====== TESTO DA LEGGERE ======
Salta la convenzione tra Comune e Guardia Ambientale. Le proteste dell’opposizione.

Salta la convenzione tra l’Ente Comune e la Guardia Ambientale. A darne notizia, il collega Luca De Ceglia, questa mattina, dalle pagine de “La Gazzetta del Mezzogiorno”. Alla base del mancato accordo, l’elargizione del denaro che, stando a quanto si legge nella missiva che il corpo ambientale ha inviato al Sindaco, è troppo poco.

Alla notizia, hanno fatto eco le proteste dei politici di opposizione. Gianni Casella sostiene che «se questo è il modo di combattere chi sporca, inquina, ecc. ecc. Non andiamo da nessuna parte.. eppure si spendono centinaia di migliaia di euro per cose inutili.. ma ormai la città è abbandonata a se stessa».

Sulla stessa lunghezza d’onda, Sergio Silvestris: «Tutte le chiacchiere sulla promozione dell’associazionismo e la tutela dell’ambiente finiscono qua».
====== DATI FORNITI ======
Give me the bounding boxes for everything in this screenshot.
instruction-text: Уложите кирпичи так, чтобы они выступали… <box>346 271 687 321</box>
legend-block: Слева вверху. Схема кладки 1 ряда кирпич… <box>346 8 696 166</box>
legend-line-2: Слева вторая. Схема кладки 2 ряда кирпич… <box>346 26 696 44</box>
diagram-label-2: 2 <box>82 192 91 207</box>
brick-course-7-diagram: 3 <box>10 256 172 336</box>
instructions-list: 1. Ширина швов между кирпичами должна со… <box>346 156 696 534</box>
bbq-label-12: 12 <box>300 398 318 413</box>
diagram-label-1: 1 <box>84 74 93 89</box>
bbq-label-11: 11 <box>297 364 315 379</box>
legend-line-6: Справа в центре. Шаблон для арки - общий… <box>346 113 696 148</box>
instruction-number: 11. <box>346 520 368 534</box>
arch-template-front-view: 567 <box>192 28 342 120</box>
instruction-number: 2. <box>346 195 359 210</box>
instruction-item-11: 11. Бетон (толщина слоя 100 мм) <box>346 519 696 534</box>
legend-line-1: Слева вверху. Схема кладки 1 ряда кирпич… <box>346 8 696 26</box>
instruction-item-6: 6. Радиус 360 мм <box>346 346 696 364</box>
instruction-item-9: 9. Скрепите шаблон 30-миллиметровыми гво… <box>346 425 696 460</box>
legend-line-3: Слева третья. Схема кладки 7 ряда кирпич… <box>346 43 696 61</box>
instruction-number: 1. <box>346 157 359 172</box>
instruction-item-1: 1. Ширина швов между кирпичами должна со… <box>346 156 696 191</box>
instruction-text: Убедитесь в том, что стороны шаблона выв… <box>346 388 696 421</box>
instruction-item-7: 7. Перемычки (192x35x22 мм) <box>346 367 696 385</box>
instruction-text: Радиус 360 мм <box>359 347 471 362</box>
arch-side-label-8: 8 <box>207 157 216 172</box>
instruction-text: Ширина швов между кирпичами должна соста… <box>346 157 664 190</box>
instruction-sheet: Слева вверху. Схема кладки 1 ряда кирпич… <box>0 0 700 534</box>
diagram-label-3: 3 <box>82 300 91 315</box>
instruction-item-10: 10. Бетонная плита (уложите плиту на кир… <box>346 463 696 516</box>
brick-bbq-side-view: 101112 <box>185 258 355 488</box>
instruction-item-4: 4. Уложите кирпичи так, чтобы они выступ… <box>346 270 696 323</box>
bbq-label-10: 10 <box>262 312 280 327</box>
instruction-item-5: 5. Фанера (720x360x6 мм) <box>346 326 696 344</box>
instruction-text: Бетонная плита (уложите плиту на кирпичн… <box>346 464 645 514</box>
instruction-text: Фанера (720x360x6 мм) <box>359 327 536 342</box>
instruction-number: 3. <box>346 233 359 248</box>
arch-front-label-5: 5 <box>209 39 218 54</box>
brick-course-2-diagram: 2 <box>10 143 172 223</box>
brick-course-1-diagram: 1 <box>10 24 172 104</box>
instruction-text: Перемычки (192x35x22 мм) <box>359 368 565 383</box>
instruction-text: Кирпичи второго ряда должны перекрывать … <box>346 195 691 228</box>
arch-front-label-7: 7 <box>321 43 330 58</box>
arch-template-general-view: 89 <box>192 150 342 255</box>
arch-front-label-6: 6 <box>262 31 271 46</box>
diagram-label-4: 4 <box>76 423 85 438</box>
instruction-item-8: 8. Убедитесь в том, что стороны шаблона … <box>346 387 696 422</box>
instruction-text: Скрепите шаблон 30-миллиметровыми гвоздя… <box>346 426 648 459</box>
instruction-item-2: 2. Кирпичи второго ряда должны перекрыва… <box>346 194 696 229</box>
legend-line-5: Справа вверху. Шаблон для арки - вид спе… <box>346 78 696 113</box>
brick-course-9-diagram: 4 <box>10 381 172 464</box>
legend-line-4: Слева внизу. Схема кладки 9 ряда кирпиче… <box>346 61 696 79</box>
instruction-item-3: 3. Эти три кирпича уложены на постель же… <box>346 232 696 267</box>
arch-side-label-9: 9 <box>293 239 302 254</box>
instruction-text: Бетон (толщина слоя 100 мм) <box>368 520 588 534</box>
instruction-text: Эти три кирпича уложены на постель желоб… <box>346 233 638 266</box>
======
▶ _OBIETTIVO DEL COMPITO_:
Puoi ricopiare parola per parola l'articolo sulla convenzione tra Comune e Guardia Ambientale, a partire da "Salta la convenzione tra l’Ente" e fino a "è troppo poco."?

▶ _SPAZIO RISPOSTA_:
Salta la convenzione tra l’Ente Comune e la Guardia Ambientale. A darne notizia, il collega Luca De Ceglia, questa mattina, dalle pagine de “La Gazzetta del Mezzogiorno”. Alla base del mancato accordo, l’elargizione del denaro che, stando a quanto si legge nella missiva che il corpo ambientale ha inviato al Sindaco, è troppo poco.